__RECORDS FOR PROCESSING__
---

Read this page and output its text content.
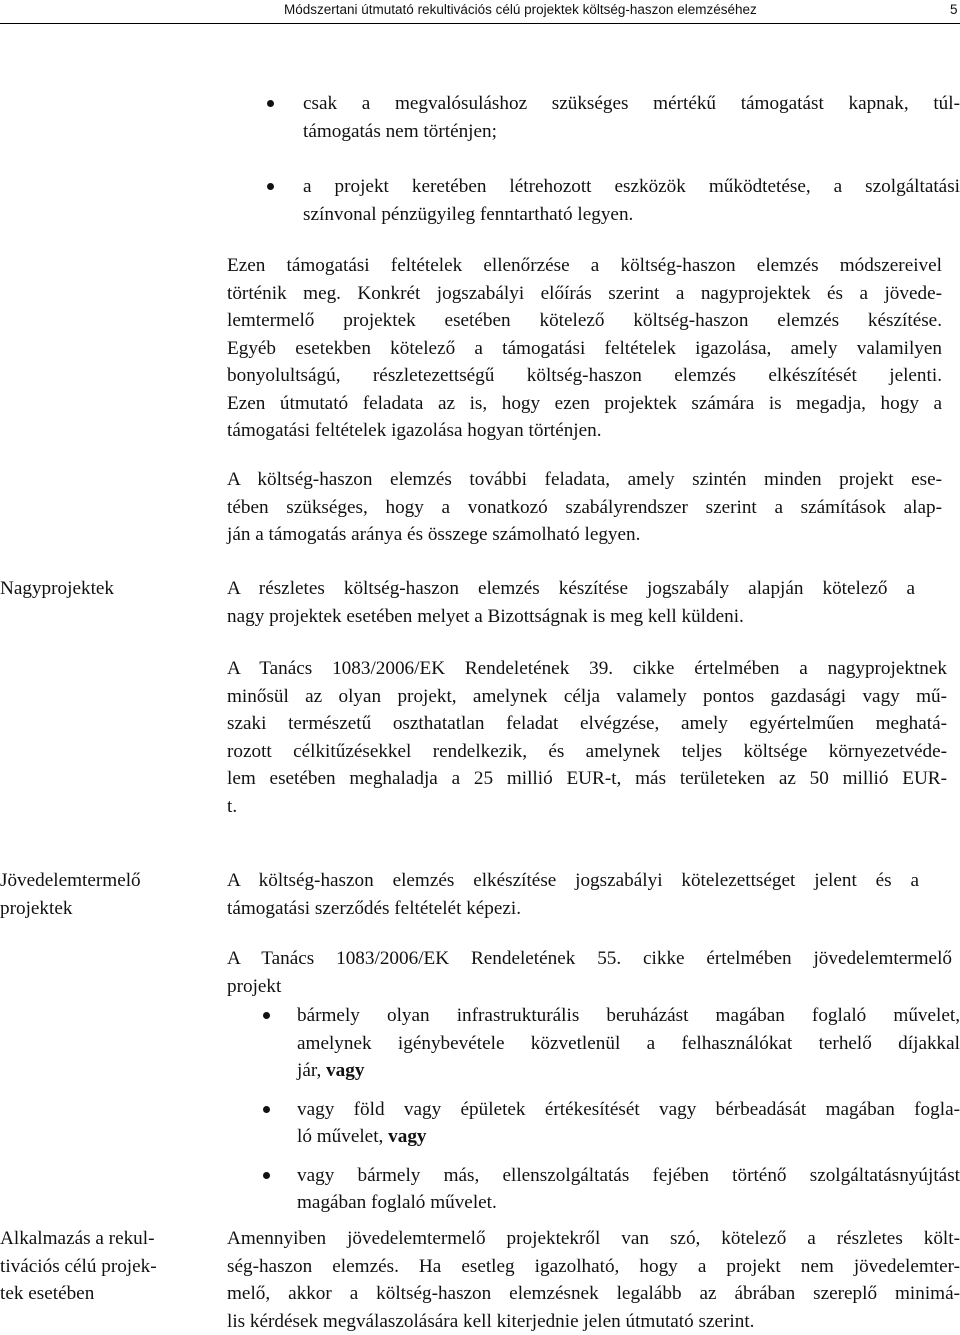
Módszertani útmutató rekultivációs célú projektek költség-haszon elemzéséhez	5
csak a megvalósuláshoz szükséges mértékű támogatást kapnak, túl-
támogatás nem történjen;
a projekt keretében létrehozott eszközök működtetése, a szolgáltatási
színvonal pénzügyileg fenntartható legyen.
Ezen támogatási feltételek ellenőrzése a költség-haszon elemzés módszereivel
történik meg. Konkrét jogszabályi előírás szerint a nagyprojektek és a jövede-
lemtermelő projektek esetében kötelező költség-haszon elemzés készítése.
Egyéb esetekben kötelező a támogatási feltételek igazolása, amely valamilyen
bonyolultságú, részletezettségű költség-haszon elemzés elkészítését jelenti.
Ezen útmutató feladata az is, hogy ezen projektek számára is megadja, hogy a
támogatási feltételek igazolása hogyan történjen.
A költség-haszon elemzés további feladata, amely szintén minden projekt ese-
tében szükséges, hogy a vonatkozó szabályrendszer szerint a számítások alap-
ján a támogatás aránya és összege számolható legyen.
Nagyprojektek	A részletes költség-haszon elemzés készítése jogszabály alapján kötelező a
nagy projektek esetében melyet a Bizottságnak is meg kell küldeni.
A Tanács 1083/2006/EK Rendeletének 39. cikke értelmében a nagyprojektnek
minősül az olyan projekt, amelynek célja valamely pontos gazdasági vagy mű-
szaki természetű oszthatatlan feladat elvégzése, amely egyértelműen meghatá-
rozott célkitűzésekkel rendelkezik, és amelynek teljes költsége környezetvéde-
lem esetében meghaladja a 25 millió EUR-t, más területeken az 50 millió EUR-
t.
Jövedelemtermelő
projektek
A költség-haszon elemzés elkészítése jogszabályi kötelezettséget jelent és a
támogatási szerződés feltételét képezi.
A Tanács 1083/2006/EK Rendeletének 55. cikke értelmében jövedelemtermelő
projekt
bármely olyan infrastrukturális beruházást magában foglaló művelet,
amelynek igénybevétele közvetlenül a felhasználókat terhelő díjakkal
jár, vagy
vagy föld vagy épületek értékesítését vagy bérbeadását magában fogla-
ló művelet, vagy
vagy bármely más, ellenszolgáltatás fejében történő szolgáltatásnyújtást
magában foglaló művelet.
Alkalmazás a rekul-
tivációs célú projek-
tek esetében
Amennyiben jövedelemtermelő projektekről van szó, kötelező a részletes költ-
ség-haszon elemzés. Ha esetleg igazolható, hogy a projekt nem jövedelemter-
melő, akkor a költség-haszon elemzésnek legalább az ábrában szereplő minimá-
lis kérdések megválaszolására kell kiterjednie jelen útmutató szerint.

---

__EXERCISE AIM__
Reproduce the records above exactly, leaving out every picture they contain.

__PROBLEM SOLUTION__
Read this page and output its text content.
Módszertani útmutató rekultivációs célú projektek költség-haszon elemzéséhez	5
csak a megvalósuláshoz szükséges mértékű támogatást kapnak, túl-
támogatás nem történjen;
a projekt keretében létrehozott eszközök működtetése, a szolgáltatási
színvonal pénzügyileg fenntartható legyen.
Ezen támogatási feltételek ellenőrzése a költség-haszon elemzés módszereivel
történik meg. Konkrét jogszabályi előírás szerint a nagyprojektek és a jövede-
lemtermelő projektek esetében kötelező költség-haszon elemzés készítése.
Egyéb esetekben kötelező a támogatási feltételek igazolása, amely valamilyen
bonyolultságú, részletezettségű költség-haszon elemzés elkészítését jelenti.
Ezen útmutató feladata az is, hogy ezen projektek számára is megadja, hogy a
támogatási feltételek igazolása hogyan történjen.
A költség-haszon elemzés további feladata, amely szintén minden projekt ese-
tében szükséges, hogy a vonatkozó szabályrendszer szerint a számítások alap-
ján a támogatás aránya és összege számolható legyen.
Nagyprojektek	A részletes költség-haszon elemzés készítése jogszabály alapján kötelező a
nagy projektek esetében melyet a Bizottságnak is meg kell küldeni.
A Tanács 1083/2006/EK Rendeletének 39. cikke értelmében a nagyprojektnek
minősül az olyan projekt, amelynek célja valamely pontos gazdasági vagy mű-
szaki természetű oszthatatlan feladat elvégzése, amely egyértelműen meghatá-
rozott célkitűzésekkel rendelkezik, és amelynek teljes költsége környezetvéde-
lem esetében meghaladja a 25 millió EUR-t, más területeken az 50 millió EUR-
t.
Jövedelemtermelő
projektek
A költség-haszon elemzés elkészítése jogszabályi kötelezettséget jelent és a
támogatási szerződés feltételét képezi.
A Tanács 1083/2006/EK Rendeletének 55. cikke értelmében jövedelemtermelő
projekt
bármely olyan infrastrukturális beruházást magában foglaló művelet,
amelynek igénybevétele közvetlenül a felhasználókat terhelő díjakkal
jár, vagy
vagy föld vagy épületek értékesítését vagy bérbeadását magában fogla-
ló művelet, vagy
vagy bármely más, ellenszolgáltatás fejében történő szolgáltatásnyújtást
magában foglaló művelet.
Alkalmazás a rekul-
tivációs célú projek-
tek esetében
Amennyiben jövedelemtermelő projektekről van szó, kötelező a részletes költ-
ség-haszon elemzés. Ha esetleg igazolható, hogy a projekt nem jövedelemter-
melő, akkor a költség-haszon elemzésnek legalább az ábrában szereplő minimá-
lis kérdések megválaszolására kell kiterjednie jelen útmutató szerint.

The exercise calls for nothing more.